## Aim
Transcribe all of the data exactly. Omit the pictures.

[Extracted data entries]
>> Begin

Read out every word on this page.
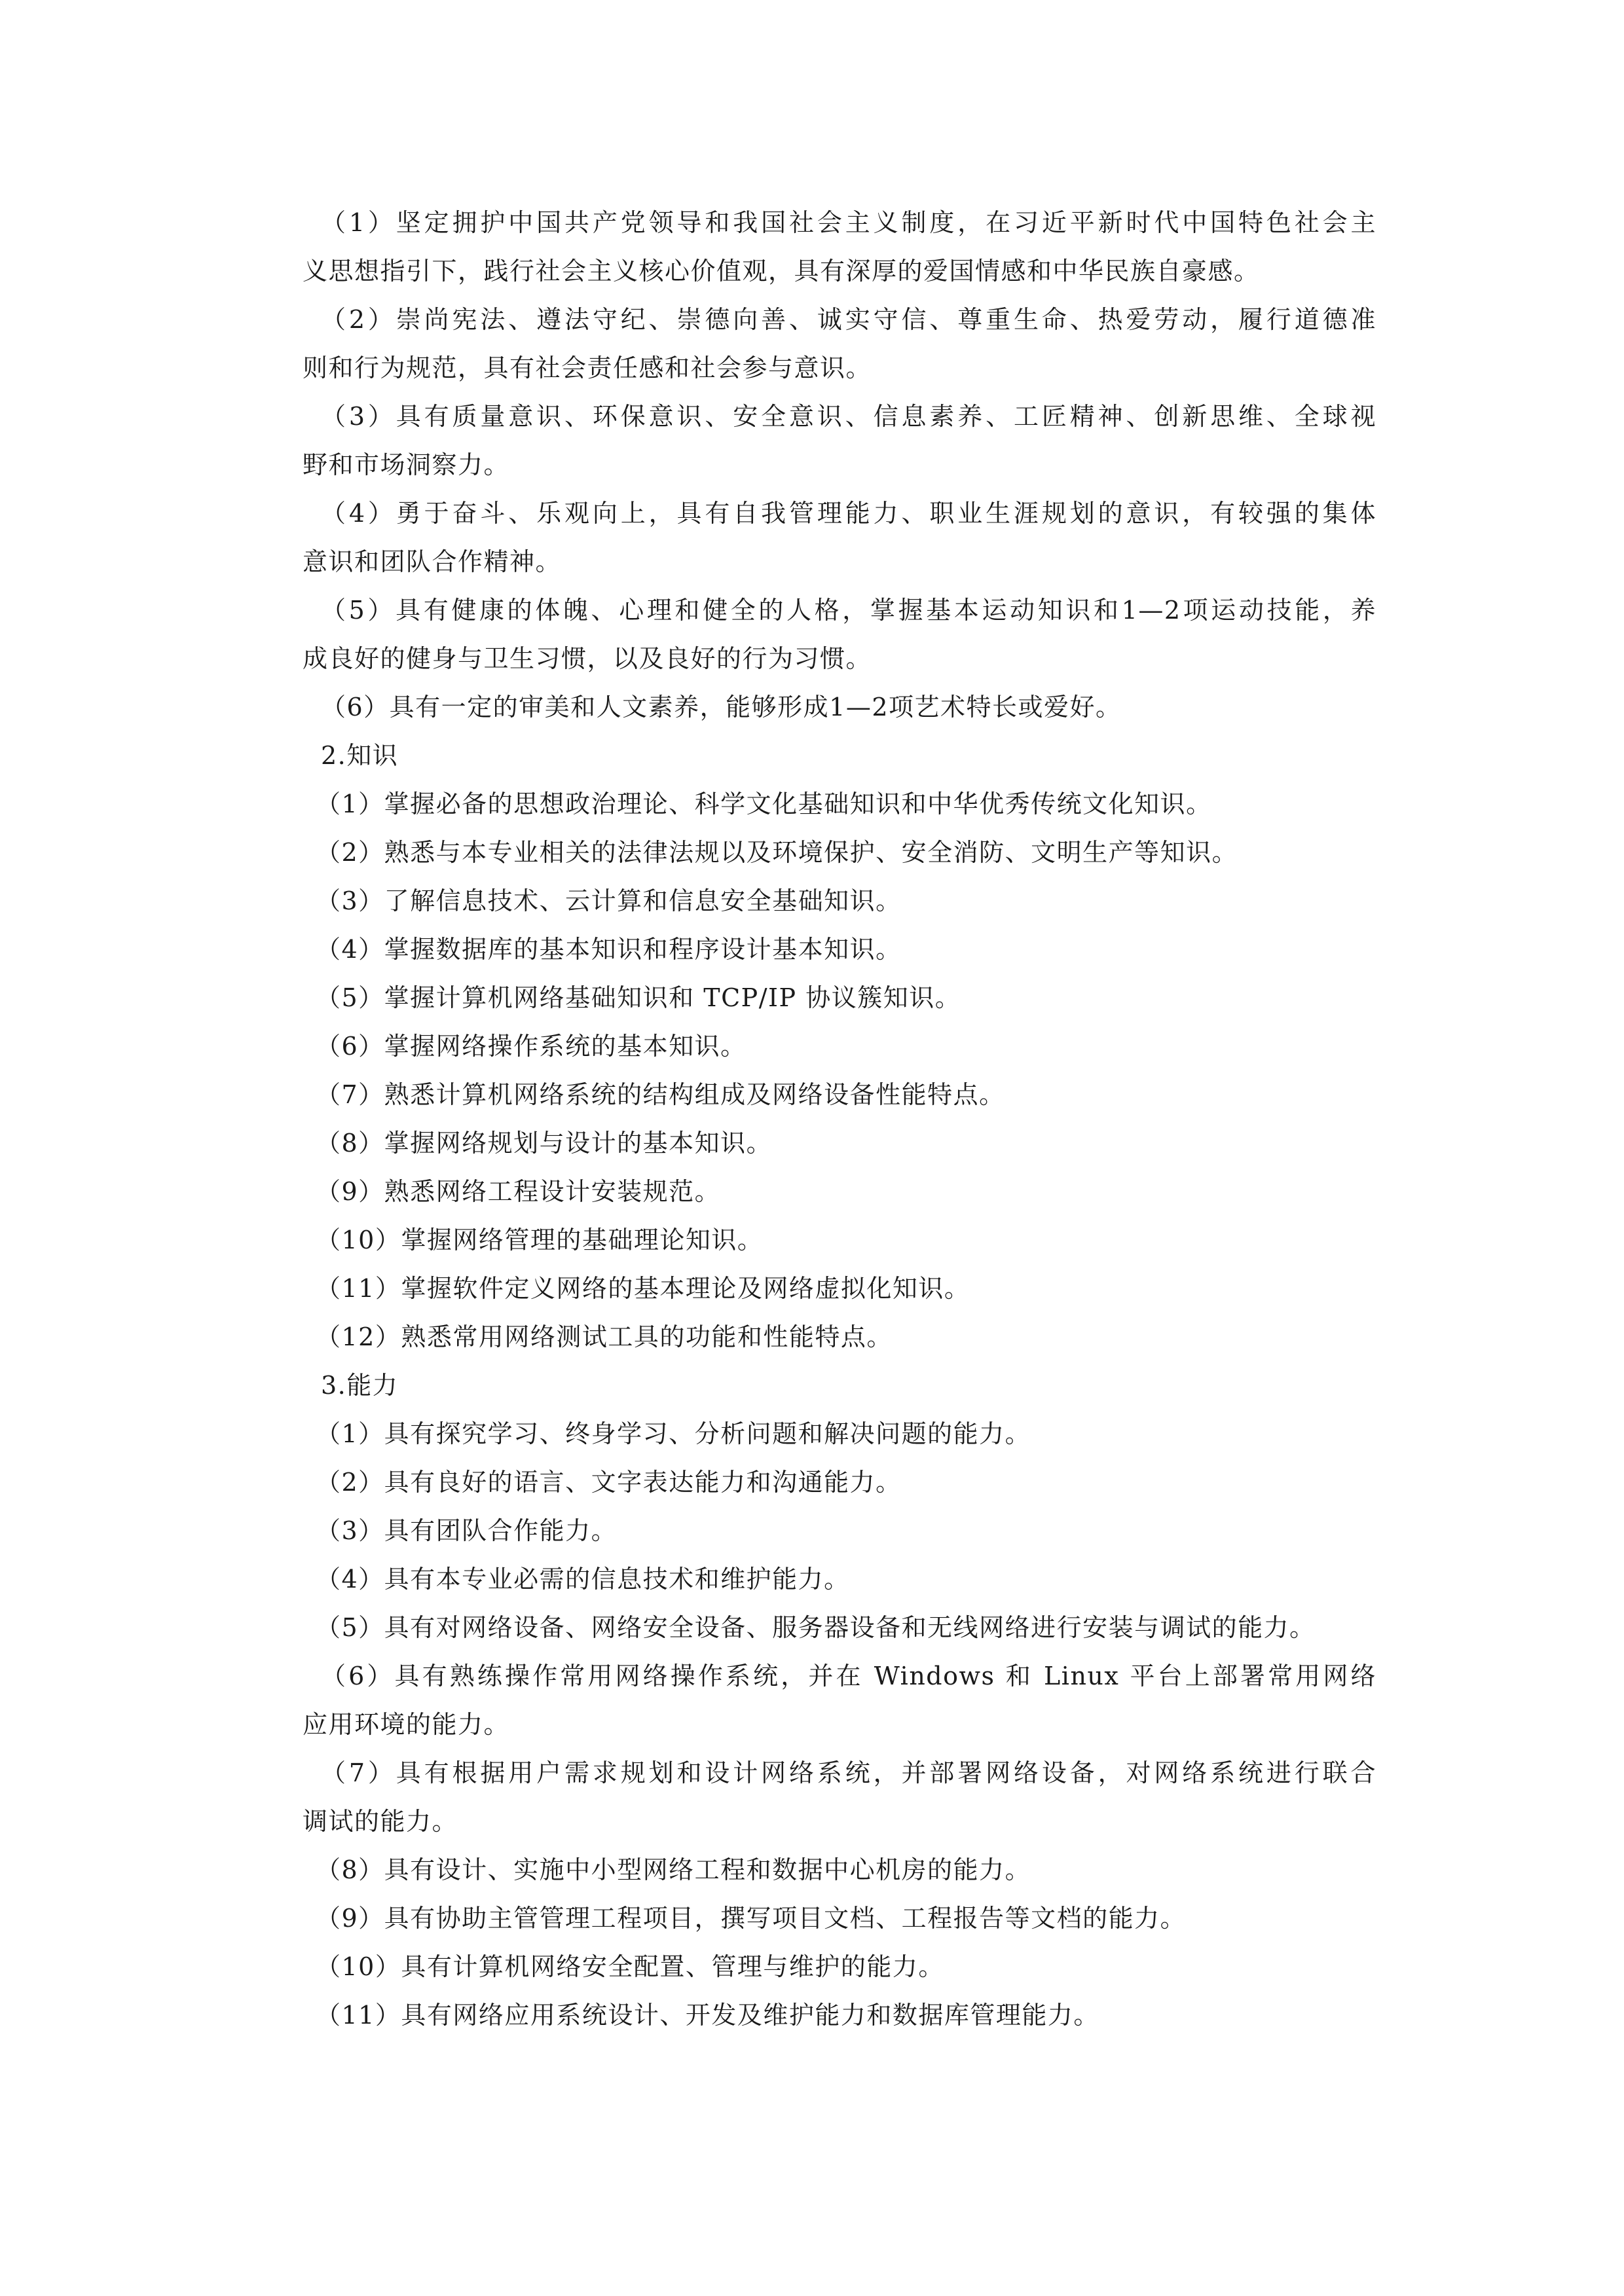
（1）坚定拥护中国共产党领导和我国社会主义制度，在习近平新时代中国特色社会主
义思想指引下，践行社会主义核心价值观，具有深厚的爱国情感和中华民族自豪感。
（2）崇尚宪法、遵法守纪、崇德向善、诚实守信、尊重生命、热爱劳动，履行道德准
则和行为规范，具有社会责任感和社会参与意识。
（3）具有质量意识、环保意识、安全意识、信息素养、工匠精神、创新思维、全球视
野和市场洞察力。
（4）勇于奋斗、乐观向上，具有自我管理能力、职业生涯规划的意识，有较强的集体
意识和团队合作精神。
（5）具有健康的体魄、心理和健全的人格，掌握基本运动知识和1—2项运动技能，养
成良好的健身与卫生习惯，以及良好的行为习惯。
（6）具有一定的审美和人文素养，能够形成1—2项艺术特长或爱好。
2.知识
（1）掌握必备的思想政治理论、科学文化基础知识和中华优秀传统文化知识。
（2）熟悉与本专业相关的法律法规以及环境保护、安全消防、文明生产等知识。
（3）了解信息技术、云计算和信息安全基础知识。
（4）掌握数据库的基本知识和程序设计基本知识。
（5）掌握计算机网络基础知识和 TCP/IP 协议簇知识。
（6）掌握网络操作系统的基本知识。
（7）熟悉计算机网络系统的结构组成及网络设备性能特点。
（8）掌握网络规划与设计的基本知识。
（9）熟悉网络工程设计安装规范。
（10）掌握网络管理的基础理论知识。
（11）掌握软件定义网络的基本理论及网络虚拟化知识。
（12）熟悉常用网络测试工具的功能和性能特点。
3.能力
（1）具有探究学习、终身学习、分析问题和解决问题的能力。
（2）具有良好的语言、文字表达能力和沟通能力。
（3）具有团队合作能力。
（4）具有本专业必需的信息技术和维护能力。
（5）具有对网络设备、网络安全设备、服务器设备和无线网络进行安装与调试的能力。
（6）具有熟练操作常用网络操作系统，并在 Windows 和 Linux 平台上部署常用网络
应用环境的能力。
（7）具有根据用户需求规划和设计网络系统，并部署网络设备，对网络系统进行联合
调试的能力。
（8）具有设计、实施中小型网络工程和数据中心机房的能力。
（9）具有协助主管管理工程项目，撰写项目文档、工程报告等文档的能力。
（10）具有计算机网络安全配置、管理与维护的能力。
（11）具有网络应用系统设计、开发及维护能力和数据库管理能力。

>> End

## Written solution
Read out every word on this page.
（1）坚定拥护中国共产党领导和我国社会主义制度，在习近平新时代中国特色社会主
义思想指引下，践行社会主义核心价值观，具有深厚的爱国情感和中华民族自豪感。
（2）崇尚宪法、遵法守纪、崇德向善、诚实守信、尊重生命、热爱劳动，履行道德准
则和行为规范，具有社会责任感和社会参与意识。
（3）具有质量意识、环保意识、安全意识、信息素养、工匠精神、创新思维、全球视
野和市场洞察力。
（4）勇于奋斗、乐观向上，具有自我管理能力、职业生涯规划的意识，有较强的集体
意识和团队合作精神。
（5）具有健康的体魄、心理和健全的人格，掌握基本运动知识和1—2项运动技能，养
成良好的健身与卫生习惯，以及良好的行为习惯。
（6）具有一定的审美和人文素养，能够形成1—2项艺术特长或爱好。
2.知识
（1）掌握必备的思想政治理论、科学文化基础知识和中华优秀传统文化知识。
（2）熟悉与本专业相关的法律法规以及环境保护、安全消防、文明生产等知识。
（3）了解信息技术、云计算和信息安全基础知识。
（4）掌握数据库的基本知识和程序设计基本知识。
（5）掌握计算机网络基础知识和 TCP/IP 协议簇知识。
（6）掌握网络操作系统的基本知识。
（7）熟悉计算机网络系统的结构组成及网络设备性能特点。
（8）掌握网络规划与设计的基本知识。
（9）熟悉网络工程设计安装规范。
（10）掌握网络管理的基础理论知识。
（11）掌握软件定义网络的基本理论及网络虚拟化知识。
（12）熟悉常用网络测试工具的功能和性能特点。
3.能力
（1）具有探究学习、终身学习、分析问题和解决问题的能力。
（2）具有良好的语言、文字表达能力和沟通能力。
（3）具有团队合作能力。
（4）具有本专业必需的信息技术和维护能力。
（5）具有对网络设备、网络安全设备、服务器设备和无线网络进行安装与调试的能力。
（6）具有熟练操作常用网络操作系统，并在 Windows 和 Linux 平台上部署常用网络
应用环境的能力。
（7）具有根据用户需求规划和设计网络系统，并部署网络设备，对网络系统进行联合
调试的能力。
（8）具有设计、实施中小型网络工程和数据中心机房的能力。
（9）具有协助主管管理工程项目，撰写项目文档、工程报告等文档的能力。
（10）具有计算机网络安全配置、管理与维护的能力。
（11）具有网络应用系统设计、开发及维护能力和数据库管理能力。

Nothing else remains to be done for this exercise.